#### Task to carry out:
Extract every line below that contains the word "colors".

Chart and figure data:
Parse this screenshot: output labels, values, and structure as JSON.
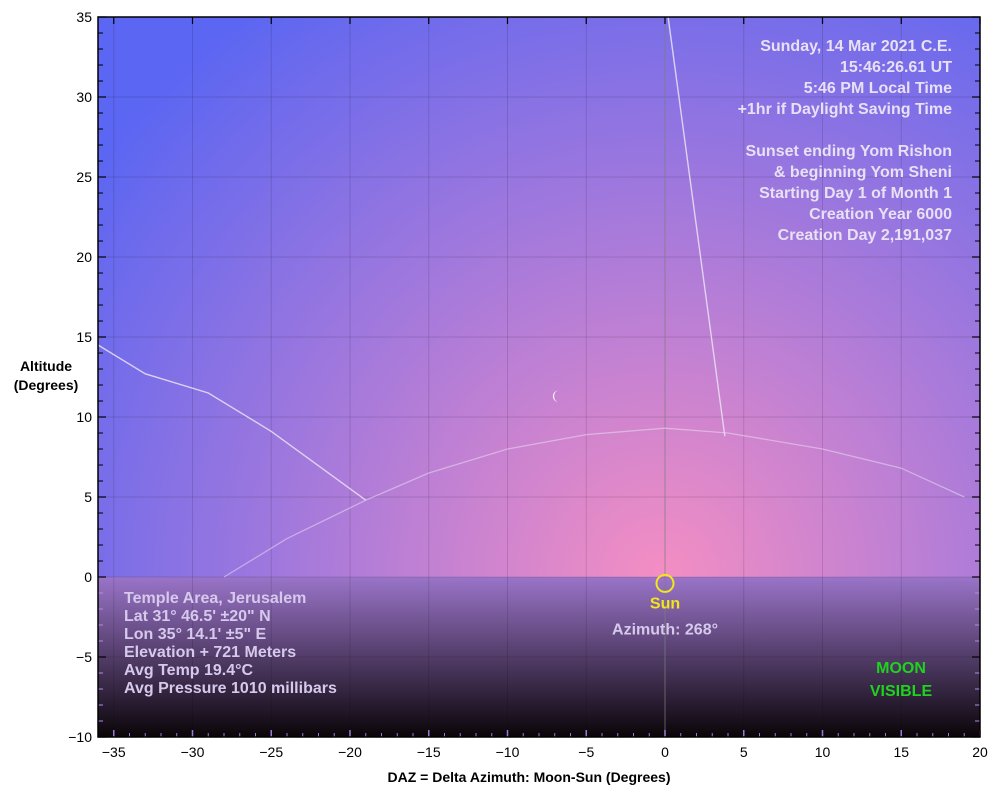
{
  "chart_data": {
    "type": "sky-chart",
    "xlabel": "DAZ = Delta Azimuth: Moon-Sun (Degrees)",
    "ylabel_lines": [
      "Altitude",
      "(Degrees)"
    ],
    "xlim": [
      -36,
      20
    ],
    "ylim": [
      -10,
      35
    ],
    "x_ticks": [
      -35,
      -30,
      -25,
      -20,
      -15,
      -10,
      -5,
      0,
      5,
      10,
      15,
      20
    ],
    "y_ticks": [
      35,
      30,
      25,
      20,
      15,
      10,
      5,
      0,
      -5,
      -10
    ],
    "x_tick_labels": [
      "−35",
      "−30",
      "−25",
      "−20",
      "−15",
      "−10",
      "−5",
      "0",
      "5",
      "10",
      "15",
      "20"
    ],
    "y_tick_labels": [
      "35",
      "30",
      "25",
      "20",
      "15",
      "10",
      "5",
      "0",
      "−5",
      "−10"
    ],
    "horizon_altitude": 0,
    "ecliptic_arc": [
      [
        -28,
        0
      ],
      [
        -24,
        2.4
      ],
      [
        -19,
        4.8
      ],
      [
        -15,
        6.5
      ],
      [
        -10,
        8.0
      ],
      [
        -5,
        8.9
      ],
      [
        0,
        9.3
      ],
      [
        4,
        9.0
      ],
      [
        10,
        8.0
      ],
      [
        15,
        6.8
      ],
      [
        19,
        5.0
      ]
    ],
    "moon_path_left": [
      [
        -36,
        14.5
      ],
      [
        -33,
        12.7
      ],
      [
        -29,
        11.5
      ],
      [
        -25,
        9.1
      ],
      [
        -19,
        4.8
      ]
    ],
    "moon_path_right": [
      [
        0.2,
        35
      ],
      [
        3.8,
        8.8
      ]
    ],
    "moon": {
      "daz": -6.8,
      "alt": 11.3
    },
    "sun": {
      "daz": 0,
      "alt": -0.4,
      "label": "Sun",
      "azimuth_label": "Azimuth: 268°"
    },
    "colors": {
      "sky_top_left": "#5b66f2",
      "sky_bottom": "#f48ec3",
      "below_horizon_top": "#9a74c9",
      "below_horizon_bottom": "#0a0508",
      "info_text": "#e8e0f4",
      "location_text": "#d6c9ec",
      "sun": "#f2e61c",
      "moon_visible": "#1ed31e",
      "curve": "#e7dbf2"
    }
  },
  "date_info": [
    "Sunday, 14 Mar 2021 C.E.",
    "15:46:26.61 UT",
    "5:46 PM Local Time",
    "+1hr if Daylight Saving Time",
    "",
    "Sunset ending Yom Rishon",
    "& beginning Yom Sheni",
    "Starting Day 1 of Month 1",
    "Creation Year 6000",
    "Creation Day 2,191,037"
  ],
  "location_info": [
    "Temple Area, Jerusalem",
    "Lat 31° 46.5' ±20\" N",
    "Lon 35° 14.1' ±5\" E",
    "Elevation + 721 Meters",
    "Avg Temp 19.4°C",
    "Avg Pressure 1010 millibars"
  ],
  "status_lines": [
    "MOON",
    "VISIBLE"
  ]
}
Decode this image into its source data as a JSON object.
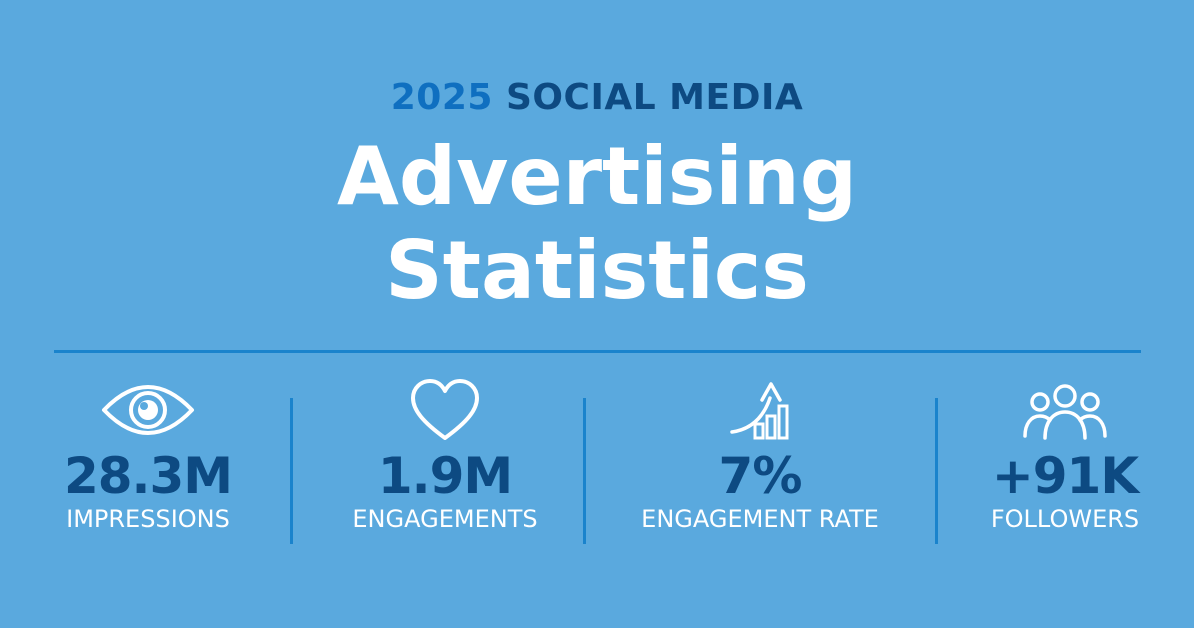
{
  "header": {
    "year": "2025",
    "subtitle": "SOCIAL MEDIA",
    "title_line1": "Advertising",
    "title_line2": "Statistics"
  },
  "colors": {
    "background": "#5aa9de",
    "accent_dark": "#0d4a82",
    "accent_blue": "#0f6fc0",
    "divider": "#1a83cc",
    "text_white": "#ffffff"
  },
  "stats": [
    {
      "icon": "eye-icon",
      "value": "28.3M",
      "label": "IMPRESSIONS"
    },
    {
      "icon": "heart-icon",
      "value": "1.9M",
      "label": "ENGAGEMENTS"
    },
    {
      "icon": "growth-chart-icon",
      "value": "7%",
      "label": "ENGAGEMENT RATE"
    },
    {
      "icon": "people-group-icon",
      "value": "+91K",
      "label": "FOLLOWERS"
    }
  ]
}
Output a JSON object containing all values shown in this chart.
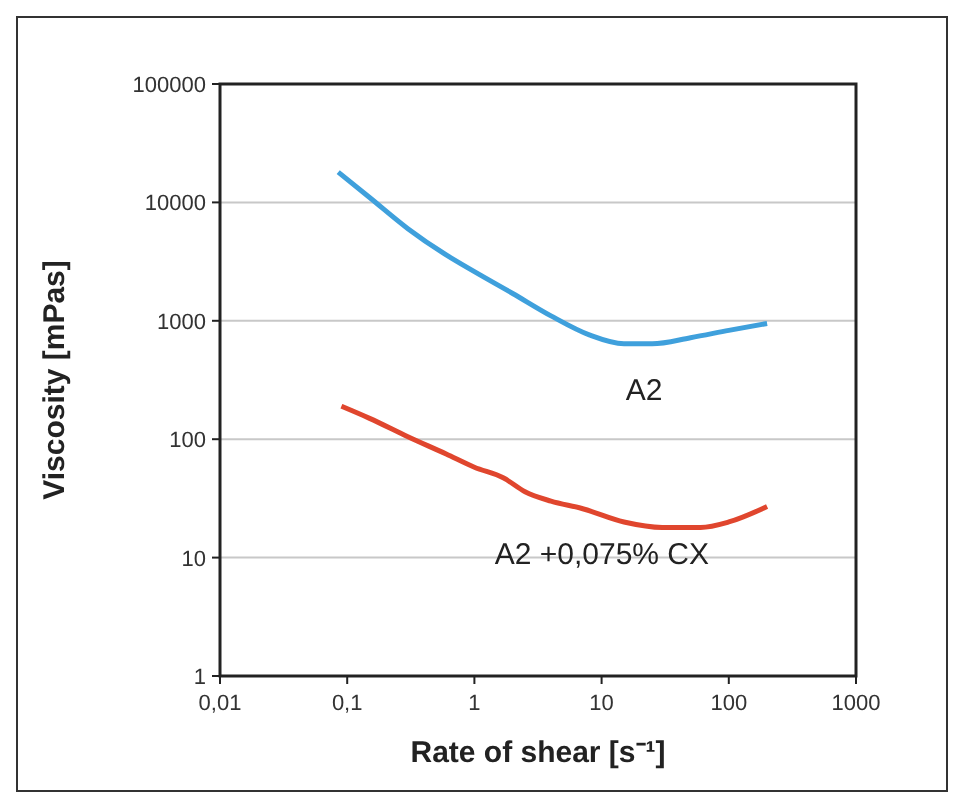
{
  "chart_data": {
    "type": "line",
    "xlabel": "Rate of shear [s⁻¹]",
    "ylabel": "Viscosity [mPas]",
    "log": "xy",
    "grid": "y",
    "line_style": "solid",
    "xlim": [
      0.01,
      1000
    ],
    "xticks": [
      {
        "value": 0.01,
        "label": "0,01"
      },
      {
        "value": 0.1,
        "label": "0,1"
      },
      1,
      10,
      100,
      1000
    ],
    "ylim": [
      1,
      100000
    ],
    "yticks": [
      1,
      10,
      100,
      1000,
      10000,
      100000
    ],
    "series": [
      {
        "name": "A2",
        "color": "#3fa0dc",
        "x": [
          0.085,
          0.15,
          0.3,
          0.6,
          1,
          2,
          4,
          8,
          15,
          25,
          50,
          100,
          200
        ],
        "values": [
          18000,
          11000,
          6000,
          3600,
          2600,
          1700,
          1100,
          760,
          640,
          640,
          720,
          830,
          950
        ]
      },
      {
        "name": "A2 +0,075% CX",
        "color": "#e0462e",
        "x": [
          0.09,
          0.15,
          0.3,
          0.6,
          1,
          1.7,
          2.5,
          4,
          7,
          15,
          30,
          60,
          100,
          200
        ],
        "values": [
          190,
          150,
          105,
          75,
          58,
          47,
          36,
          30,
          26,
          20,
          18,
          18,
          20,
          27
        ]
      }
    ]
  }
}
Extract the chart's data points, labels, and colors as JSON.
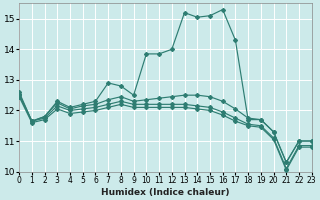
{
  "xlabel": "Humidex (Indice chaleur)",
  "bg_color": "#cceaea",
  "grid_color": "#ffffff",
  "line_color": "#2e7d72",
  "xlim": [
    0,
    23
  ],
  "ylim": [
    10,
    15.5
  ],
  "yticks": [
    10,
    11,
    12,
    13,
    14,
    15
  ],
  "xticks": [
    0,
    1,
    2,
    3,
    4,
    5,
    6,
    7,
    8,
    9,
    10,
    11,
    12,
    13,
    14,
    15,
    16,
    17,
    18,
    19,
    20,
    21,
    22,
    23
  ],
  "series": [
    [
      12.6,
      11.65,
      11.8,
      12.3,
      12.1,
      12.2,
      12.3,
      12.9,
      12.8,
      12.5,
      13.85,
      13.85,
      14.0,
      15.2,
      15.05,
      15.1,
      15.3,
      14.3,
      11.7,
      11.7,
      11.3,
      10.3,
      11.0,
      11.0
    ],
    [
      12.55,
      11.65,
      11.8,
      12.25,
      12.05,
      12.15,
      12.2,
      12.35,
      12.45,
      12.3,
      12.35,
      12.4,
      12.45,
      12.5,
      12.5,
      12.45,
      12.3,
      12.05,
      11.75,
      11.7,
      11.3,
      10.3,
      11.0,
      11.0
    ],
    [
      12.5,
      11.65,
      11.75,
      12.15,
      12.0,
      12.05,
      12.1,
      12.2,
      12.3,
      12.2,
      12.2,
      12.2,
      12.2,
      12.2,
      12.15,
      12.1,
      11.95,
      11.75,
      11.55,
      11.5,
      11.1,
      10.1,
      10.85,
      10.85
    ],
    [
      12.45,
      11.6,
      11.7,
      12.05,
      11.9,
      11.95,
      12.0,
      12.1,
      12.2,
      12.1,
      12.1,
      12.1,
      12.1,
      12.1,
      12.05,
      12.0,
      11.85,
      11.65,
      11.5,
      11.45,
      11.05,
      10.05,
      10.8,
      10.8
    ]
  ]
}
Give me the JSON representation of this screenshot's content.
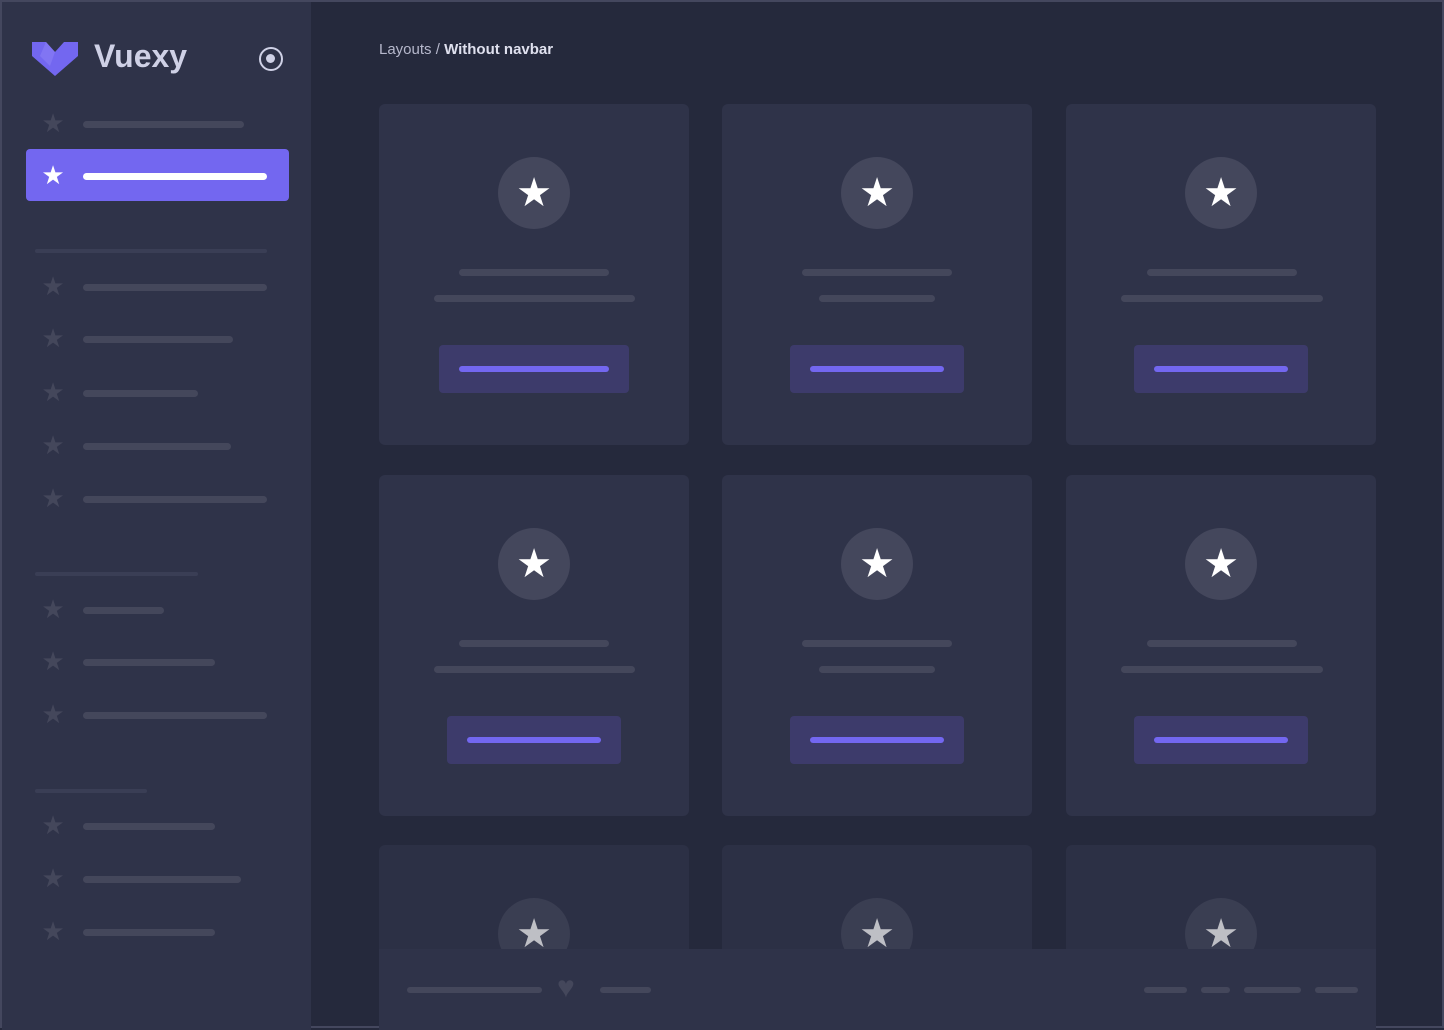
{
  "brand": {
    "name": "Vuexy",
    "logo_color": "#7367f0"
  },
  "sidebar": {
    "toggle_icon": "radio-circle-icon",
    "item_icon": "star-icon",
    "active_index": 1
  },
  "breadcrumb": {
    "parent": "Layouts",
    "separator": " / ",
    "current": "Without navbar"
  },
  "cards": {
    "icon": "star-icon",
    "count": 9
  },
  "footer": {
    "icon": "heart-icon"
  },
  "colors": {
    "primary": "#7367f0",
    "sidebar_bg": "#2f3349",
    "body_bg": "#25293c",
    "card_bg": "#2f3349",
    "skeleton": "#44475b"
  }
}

#### Exercise answer:
    "colors": {
  "colors": {
Extract the chart's data points, labels, and colors as JSON.
  "colors": {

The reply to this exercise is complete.